GIVEN INSTRUCTION:
Copy every record below exactly as written, but leave out the pictures.

START

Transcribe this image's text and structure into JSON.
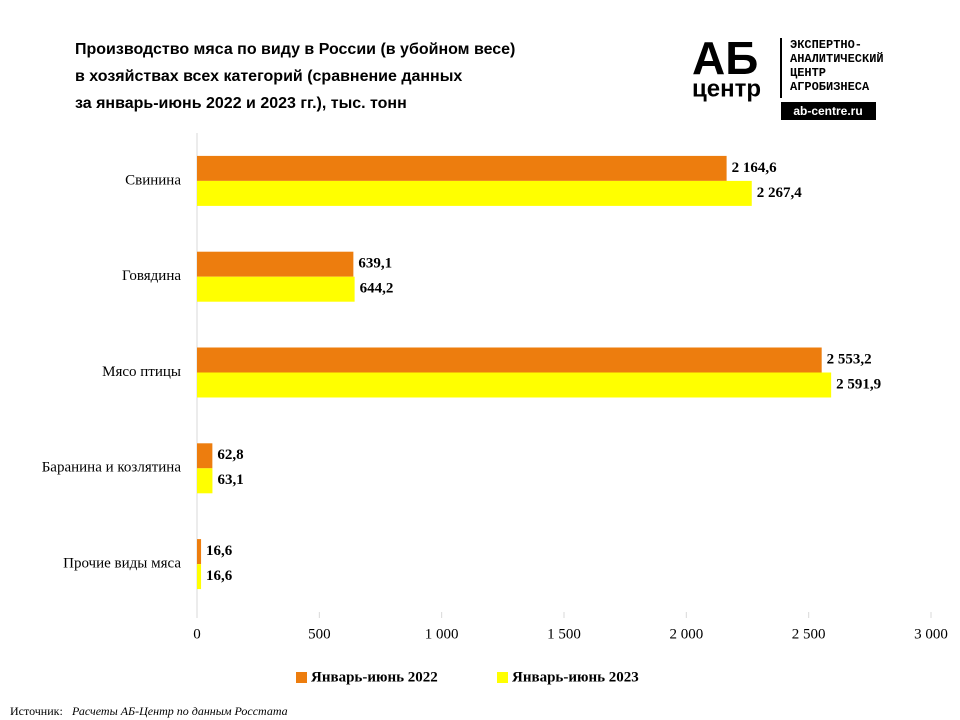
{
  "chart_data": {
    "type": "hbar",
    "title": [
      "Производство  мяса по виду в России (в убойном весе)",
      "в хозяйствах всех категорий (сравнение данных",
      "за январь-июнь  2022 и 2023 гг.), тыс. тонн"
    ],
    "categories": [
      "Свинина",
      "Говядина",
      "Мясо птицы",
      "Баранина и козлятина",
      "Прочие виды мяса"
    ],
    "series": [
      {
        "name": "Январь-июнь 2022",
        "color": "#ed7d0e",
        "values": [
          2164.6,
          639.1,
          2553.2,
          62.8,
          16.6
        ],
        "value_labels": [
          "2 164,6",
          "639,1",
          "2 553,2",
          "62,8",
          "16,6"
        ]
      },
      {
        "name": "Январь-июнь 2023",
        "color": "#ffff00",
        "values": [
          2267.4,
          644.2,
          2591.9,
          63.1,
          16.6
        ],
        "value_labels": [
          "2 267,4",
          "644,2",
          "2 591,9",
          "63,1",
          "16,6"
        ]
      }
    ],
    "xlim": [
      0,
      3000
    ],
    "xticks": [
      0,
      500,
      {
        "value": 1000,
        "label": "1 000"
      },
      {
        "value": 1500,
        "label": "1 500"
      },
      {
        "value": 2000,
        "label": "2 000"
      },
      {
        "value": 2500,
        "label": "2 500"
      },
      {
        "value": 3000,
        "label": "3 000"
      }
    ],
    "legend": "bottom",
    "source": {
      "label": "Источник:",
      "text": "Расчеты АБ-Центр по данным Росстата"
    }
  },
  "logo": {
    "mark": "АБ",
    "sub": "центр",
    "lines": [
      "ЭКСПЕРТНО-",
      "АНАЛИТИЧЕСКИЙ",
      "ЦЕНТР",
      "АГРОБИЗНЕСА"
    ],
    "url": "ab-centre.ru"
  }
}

END

EXERCISE RESULT:
Transcribe this image's text and structure into JSON.
{
  "chart_data": {
    "type": "hbar",
    "title": [
      "Производство  мяса по виду в России (в убойном весе)",
      "в хозяйствах всех категорий (сравнение данных",
      "за январь-июнь  2022 и 2023 гг.), тыс. тонн"
    ],
    "categories": [
      "Свинина",
      "Говядина",
      "Мясо птицы",
      "Баранина и козлятина",
      "Прочие виды мяса"
    ],
    "series": [
      {
        "name": "Январь-июнь 2022",
        "color": "#ed7d0e",
        "values": [
          2164.6,
          639.1,
          2553.2,
          62.8,
          16.6
        ],
        "value_labels": [
          "2 164,6",
          "639,1",
          "2 553,2",
          "62,8",
          "16,6"
        ]
      },
      {
        "name": "Январь-июнь 2023",
        "color": "#ffff00",
        "values": [
          2267.4,
          644.2,
          2591.9,
          63.1,
          16.6
        ],
        "value_labels": [
          "2 267,4",
          "644,2",
          "2 591,9",
          "63,1",
          "16,6"
        ]
      }
    ],
    "xlim": [
      0,
      3000
    ],
    "xticks": [
      0,
      500,
      {
        "value": 1000,
        "label": "1 000"
      },
      {
        "value": 1500,
        "label": "1 500"
      },
      {
        "value": 2000,
        "label": "2 000"
      },
      {
        "value": 2500,
        "label": "2 500"
      },
      {
        "value": 3000,
        "label": "3 000"
      }
    ],
    "legend": "bottom",
    "source": {
      "label": "Источник:",
      "text": "Расчеты АБ-Центр по данным Росстата"
    }
  },
  "logo": {
    "mark": "АБ",
    "sub": "центр",
    "lines": [
      "ЭКСПЕРТНО-",
      "АНАЛИТИЧЕСКИЙ",
      "ЦЕНТР",
      "АГРОБИЗНЕСА"
    ],
    "url": "ab-centre.ru"
  }
}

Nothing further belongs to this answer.